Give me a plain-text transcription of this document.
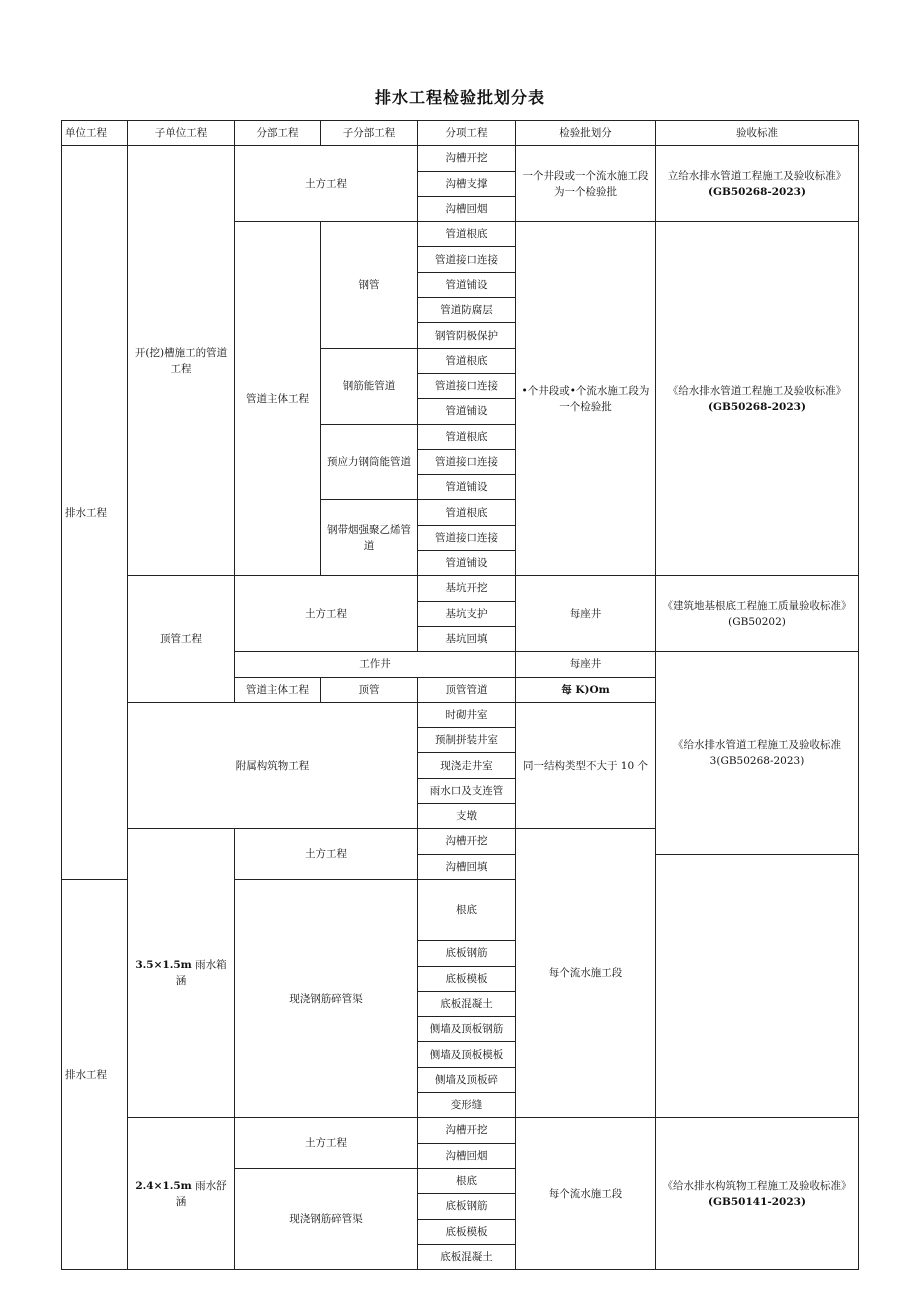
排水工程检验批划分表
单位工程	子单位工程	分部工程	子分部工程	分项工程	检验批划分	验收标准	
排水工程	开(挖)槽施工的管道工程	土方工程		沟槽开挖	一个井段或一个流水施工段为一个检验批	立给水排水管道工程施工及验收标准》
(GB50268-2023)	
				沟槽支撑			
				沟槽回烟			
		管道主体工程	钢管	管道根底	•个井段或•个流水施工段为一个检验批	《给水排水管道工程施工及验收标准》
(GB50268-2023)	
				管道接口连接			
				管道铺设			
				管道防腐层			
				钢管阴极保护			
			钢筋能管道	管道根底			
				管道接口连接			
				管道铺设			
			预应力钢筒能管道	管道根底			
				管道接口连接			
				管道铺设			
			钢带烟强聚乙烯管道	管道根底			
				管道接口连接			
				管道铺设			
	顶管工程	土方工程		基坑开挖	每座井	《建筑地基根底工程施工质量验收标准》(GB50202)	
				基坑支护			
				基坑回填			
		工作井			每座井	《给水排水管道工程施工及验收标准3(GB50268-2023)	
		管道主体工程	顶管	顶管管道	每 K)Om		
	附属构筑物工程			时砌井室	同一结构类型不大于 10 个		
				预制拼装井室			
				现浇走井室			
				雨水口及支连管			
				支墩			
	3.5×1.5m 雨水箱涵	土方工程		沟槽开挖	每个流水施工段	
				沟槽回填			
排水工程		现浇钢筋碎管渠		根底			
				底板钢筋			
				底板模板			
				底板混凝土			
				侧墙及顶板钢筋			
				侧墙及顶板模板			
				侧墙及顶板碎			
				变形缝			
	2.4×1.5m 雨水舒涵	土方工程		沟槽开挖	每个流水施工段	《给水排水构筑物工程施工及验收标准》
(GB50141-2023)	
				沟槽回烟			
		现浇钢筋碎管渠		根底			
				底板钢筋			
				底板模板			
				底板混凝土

☆ ☆ ☆ ☆

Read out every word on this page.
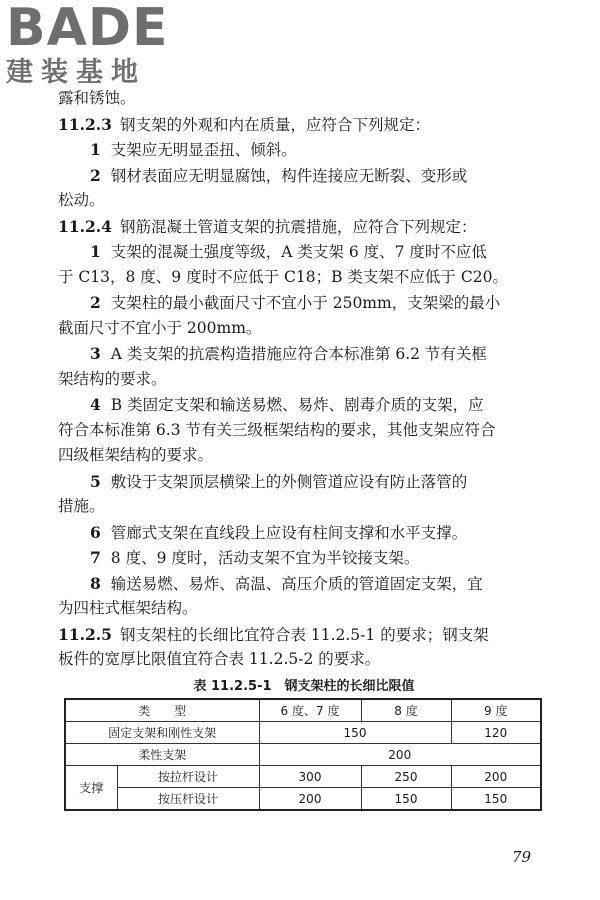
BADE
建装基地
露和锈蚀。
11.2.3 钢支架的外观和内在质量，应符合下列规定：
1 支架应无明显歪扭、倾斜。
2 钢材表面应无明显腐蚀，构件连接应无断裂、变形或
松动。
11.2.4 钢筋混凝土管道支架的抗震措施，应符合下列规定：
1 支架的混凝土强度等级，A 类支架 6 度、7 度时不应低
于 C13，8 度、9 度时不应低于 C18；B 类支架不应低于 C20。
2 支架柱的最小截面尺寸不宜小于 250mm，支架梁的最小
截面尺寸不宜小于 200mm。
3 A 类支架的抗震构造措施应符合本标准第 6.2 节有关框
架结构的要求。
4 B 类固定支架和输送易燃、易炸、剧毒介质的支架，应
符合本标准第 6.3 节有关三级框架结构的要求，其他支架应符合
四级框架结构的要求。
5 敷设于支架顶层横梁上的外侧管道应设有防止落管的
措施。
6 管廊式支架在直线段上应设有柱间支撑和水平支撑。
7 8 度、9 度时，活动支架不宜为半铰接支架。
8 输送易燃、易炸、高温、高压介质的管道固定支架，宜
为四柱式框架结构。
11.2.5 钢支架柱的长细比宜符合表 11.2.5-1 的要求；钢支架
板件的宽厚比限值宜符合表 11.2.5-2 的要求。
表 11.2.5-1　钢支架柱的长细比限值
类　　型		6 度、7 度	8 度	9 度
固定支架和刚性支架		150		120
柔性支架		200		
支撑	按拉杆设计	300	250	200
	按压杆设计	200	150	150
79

☆ ☆ ☆ ☆

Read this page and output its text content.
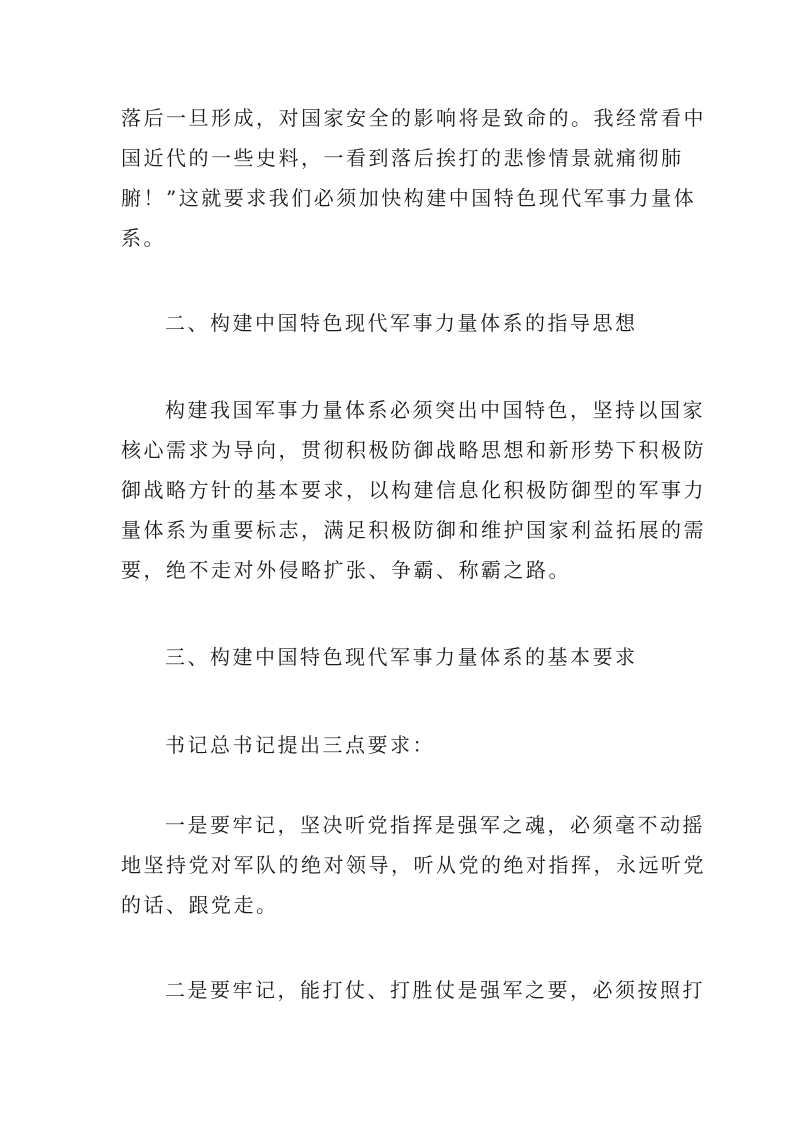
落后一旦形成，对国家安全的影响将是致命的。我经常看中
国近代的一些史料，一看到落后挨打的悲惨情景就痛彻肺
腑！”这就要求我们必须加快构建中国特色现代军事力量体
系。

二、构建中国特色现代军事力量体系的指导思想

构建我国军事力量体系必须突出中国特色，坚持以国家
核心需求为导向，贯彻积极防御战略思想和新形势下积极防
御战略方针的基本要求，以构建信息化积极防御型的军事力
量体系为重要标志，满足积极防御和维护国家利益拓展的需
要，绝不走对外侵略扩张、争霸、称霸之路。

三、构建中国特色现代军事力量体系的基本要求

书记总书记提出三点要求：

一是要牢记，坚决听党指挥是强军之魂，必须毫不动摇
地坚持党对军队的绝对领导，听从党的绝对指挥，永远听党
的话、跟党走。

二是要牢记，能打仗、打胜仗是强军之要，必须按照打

☆ ☆ ☆ ☆

Take every line containing the word "土方工程" and copy it.

排水工程	开(挖)槽施工的管道工程	土方工程		沟槽开挖	一个井段或一个流水施工段为一个检验批	立给水排水管道工程施工及验收标准》
	顶管工程	土方工程		基坑开挖	每座井	《建筑地基根底工程施工质量验收标准》(GB50202)	
	3.5×1.5m 雨水箱涵	土方工程		沟槽开挖	每个流水施工段	
	2.4×1.5m 雨水舒涵	土方工程		沟槽开挖	每个流水施工段	《给水排水构筑物工程施工及验收标准》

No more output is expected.